# The exercise
Tally the lines in the data that follows that include the word "name", and report nothing but the total.

# Available records

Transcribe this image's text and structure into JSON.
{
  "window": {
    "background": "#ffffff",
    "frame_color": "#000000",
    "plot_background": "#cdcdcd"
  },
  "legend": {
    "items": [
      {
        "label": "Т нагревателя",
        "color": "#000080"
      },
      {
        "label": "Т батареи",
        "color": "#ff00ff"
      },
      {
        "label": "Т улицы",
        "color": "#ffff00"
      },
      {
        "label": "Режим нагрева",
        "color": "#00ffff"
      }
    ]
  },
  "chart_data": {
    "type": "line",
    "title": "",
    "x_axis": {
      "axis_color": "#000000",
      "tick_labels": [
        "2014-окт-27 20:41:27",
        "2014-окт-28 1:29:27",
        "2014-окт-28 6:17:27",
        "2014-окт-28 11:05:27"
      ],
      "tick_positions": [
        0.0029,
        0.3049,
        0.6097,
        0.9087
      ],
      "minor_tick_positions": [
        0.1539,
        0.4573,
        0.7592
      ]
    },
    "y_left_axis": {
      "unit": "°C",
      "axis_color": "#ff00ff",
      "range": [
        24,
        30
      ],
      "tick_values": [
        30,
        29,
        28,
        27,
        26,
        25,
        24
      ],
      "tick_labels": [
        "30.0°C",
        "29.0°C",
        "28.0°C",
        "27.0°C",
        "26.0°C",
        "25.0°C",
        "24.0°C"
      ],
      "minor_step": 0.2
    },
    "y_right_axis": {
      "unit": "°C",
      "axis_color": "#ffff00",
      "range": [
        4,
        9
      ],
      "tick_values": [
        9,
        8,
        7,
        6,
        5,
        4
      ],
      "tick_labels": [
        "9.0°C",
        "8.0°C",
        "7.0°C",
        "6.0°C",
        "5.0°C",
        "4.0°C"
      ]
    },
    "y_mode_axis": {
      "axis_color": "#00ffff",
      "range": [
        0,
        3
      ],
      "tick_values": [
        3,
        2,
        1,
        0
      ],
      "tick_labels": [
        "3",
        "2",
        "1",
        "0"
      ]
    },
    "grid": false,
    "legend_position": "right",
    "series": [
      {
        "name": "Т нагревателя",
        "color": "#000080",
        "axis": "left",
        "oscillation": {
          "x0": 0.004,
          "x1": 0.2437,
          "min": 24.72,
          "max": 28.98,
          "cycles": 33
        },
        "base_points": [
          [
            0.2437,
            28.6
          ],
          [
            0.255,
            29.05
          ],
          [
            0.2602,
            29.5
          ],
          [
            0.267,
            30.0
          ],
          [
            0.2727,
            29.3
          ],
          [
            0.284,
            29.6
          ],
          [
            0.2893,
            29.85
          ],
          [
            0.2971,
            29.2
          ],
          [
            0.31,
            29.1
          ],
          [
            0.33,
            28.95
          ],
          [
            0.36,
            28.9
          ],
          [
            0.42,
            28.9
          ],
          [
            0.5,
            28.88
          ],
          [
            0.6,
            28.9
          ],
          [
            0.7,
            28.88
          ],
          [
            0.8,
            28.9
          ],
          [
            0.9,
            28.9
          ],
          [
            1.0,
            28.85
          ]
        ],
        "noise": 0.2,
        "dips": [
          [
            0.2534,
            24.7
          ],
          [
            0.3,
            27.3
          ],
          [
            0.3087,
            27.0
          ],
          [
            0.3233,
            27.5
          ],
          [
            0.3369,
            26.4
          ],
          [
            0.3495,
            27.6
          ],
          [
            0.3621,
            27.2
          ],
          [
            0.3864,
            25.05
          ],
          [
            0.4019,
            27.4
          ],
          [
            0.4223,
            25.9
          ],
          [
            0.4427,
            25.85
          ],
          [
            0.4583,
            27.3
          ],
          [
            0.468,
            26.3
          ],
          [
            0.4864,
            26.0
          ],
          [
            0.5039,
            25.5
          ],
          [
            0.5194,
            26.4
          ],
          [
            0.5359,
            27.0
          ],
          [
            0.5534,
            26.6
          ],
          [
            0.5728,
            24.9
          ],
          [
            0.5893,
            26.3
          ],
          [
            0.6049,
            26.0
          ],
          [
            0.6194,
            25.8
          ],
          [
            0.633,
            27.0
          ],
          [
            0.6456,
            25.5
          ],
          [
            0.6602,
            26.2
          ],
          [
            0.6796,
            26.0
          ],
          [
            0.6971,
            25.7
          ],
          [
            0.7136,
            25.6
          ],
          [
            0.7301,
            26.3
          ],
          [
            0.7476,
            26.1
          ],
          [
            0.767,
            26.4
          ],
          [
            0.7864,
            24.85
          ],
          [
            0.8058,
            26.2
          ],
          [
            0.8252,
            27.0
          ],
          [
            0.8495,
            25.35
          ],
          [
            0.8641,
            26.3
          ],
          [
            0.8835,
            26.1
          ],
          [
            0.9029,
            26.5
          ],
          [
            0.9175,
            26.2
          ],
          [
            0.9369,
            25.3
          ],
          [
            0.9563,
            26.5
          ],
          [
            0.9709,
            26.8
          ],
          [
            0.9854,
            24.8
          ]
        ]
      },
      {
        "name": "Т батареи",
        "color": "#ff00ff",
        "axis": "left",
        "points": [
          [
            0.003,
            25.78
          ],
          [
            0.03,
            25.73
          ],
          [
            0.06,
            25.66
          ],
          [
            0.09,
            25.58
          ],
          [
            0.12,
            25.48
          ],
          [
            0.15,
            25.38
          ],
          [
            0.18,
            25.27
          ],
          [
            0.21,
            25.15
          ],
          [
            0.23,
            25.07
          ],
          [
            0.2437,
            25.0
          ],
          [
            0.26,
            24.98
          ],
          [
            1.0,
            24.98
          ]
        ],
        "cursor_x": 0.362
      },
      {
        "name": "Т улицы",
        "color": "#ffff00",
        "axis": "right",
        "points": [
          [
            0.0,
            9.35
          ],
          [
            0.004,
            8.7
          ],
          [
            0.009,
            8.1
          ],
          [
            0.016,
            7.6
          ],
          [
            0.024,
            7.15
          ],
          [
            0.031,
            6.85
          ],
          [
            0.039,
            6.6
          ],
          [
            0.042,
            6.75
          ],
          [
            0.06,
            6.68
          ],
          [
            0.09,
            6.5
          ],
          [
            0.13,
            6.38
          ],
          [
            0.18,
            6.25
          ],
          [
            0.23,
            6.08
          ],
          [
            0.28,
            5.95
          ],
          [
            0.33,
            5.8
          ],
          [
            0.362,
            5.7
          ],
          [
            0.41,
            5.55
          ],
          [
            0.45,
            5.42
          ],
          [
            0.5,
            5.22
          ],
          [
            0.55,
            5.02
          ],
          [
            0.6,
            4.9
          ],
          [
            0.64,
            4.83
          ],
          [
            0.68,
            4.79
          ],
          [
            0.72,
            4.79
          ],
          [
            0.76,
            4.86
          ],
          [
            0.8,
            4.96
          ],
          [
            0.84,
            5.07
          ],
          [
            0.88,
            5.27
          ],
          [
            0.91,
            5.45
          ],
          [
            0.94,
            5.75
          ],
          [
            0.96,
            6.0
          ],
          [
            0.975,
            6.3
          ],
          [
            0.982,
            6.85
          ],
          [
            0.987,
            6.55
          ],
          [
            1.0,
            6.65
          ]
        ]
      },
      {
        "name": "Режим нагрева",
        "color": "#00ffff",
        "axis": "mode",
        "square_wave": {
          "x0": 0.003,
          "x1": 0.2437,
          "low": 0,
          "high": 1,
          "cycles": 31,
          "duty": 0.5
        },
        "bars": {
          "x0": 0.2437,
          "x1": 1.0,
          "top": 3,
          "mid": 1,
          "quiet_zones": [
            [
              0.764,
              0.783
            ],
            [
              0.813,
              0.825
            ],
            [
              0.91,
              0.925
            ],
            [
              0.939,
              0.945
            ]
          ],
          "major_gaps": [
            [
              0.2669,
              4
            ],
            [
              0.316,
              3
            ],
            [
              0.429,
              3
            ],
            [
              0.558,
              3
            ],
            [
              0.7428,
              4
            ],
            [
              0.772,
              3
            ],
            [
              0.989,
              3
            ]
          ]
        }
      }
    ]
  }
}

# Written response
4